### What needs to be done
Determine how many lines in these records hold "talents". Only the number is wanted.
+++ Extracted entries +++
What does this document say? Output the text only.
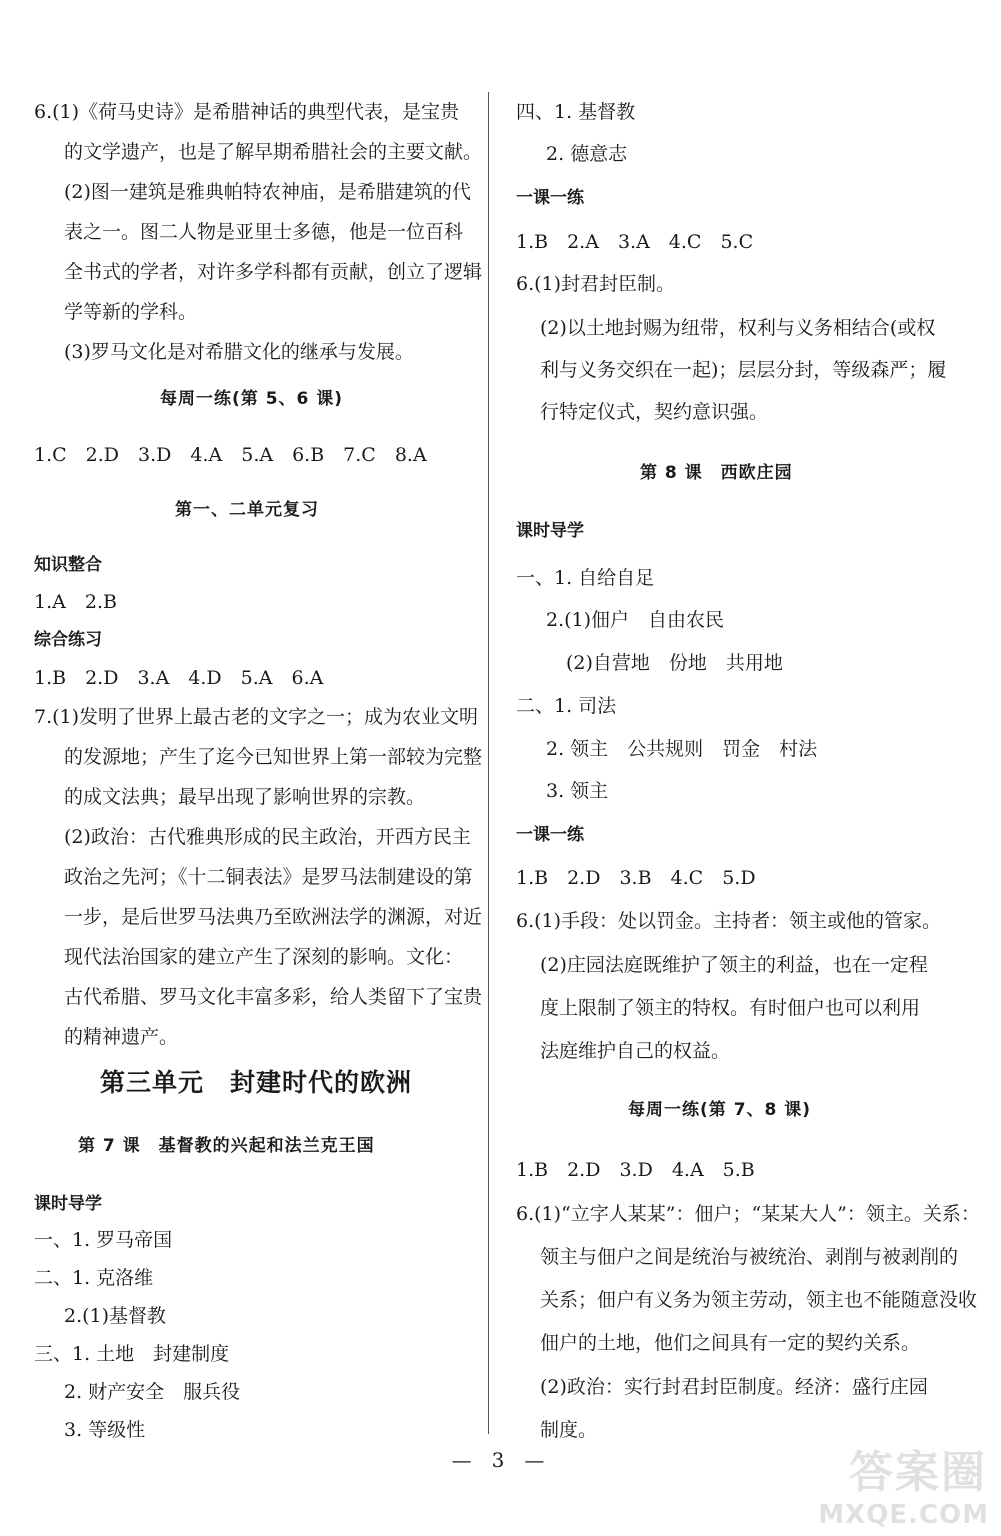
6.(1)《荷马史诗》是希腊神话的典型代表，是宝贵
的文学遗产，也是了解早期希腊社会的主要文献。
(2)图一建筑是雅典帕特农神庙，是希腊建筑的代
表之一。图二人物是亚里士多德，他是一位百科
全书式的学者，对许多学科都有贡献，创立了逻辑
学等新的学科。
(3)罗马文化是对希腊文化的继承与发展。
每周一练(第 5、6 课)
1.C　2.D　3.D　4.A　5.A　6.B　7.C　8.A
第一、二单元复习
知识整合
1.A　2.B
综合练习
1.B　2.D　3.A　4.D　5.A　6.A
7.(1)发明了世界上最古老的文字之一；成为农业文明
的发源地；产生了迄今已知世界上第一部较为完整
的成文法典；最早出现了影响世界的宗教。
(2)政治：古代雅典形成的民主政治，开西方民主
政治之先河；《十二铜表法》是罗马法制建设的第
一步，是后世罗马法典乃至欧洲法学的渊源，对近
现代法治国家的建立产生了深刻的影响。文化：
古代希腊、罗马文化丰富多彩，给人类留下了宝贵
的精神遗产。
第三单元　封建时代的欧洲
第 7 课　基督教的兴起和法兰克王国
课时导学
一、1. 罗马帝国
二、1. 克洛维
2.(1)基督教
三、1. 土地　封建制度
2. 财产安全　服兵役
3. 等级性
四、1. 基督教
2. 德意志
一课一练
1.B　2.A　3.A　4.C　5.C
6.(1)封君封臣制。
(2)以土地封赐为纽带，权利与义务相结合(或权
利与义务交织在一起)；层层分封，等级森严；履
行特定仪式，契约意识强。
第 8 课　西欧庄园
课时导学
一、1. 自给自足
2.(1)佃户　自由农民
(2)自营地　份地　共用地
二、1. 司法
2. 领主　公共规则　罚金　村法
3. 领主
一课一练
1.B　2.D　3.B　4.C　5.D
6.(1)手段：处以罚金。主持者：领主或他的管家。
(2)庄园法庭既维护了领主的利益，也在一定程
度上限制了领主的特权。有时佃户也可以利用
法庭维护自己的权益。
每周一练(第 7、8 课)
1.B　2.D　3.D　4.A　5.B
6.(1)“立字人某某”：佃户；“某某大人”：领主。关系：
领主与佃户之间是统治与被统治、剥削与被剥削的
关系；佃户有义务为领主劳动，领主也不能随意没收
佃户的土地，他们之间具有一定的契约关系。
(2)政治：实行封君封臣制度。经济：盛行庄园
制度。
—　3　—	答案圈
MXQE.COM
+++
+++ Extracted entries +++
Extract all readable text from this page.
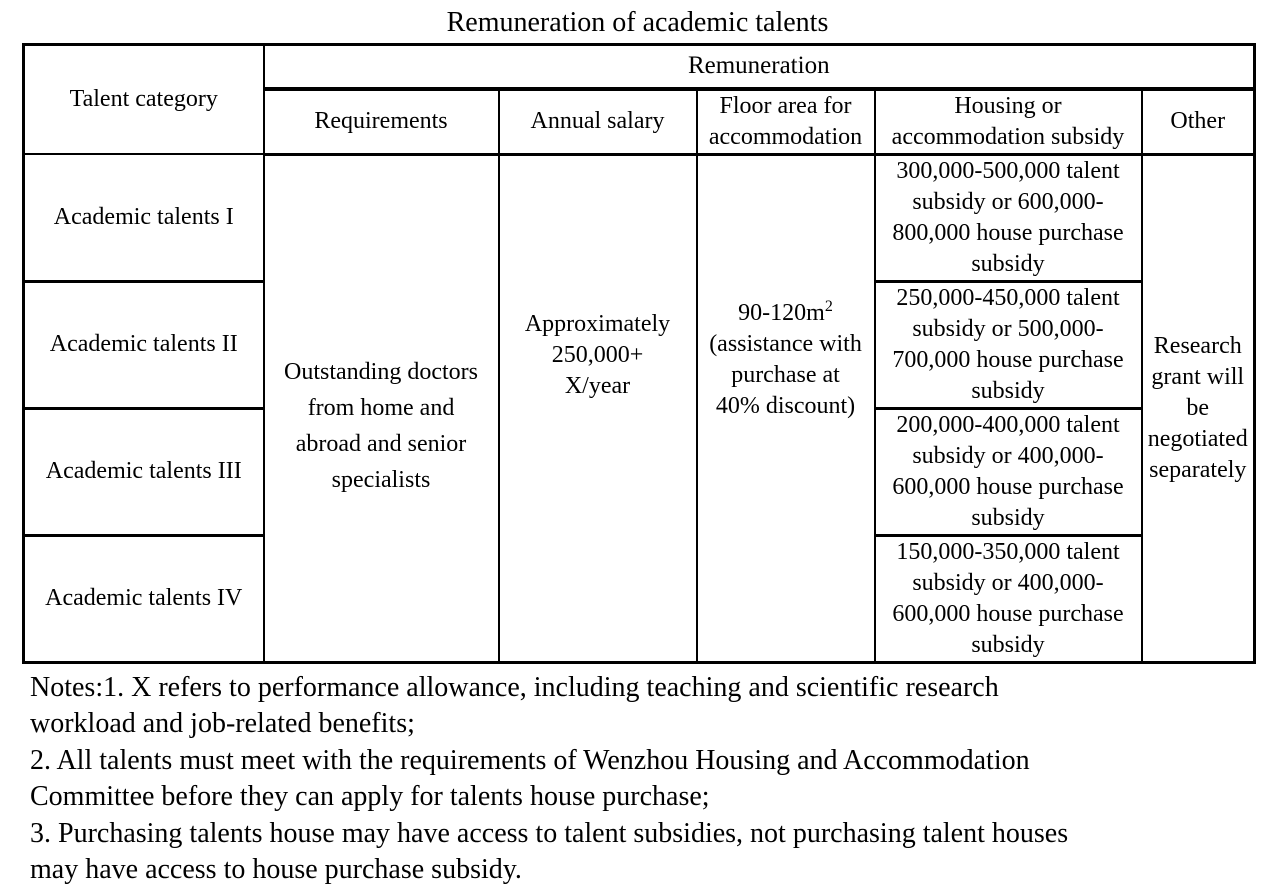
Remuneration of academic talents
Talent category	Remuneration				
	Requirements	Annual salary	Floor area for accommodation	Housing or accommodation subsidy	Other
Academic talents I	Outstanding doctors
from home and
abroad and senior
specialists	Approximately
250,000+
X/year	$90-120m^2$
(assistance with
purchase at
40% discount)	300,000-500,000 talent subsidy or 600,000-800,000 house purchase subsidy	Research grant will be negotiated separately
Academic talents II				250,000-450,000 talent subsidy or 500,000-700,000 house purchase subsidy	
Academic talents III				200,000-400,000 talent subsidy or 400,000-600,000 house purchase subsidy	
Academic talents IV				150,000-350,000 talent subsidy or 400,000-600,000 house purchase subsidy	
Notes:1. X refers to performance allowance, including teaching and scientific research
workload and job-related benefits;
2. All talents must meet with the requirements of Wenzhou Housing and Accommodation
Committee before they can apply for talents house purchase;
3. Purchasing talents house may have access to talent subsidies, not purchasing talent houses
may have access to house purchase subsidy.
+++
+++ Extracted entries +++
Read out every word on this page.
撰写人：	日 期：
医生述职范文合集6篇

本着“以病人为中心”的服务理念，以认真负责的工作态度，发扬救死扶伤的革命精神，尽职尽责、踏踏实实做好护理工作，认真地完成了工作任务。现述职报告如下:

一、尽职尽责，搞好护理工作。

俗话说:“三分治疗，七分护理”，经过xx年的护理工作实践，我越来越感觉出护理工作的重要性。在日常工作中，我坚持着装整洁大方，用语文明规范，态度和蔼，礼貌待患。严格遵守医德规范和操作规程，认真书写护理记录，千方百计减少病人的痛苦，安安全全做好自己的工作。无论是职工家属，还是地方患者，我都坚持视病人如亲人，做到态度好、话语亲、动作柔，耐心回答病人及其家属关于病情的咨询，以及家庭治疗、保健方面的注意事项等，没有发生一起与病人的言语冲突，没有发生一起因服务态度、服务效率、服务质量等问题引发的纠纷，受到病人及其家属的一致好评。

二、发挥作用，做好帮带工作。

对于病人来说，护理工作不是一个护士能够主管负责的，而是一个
+++
### Solution to the problem
8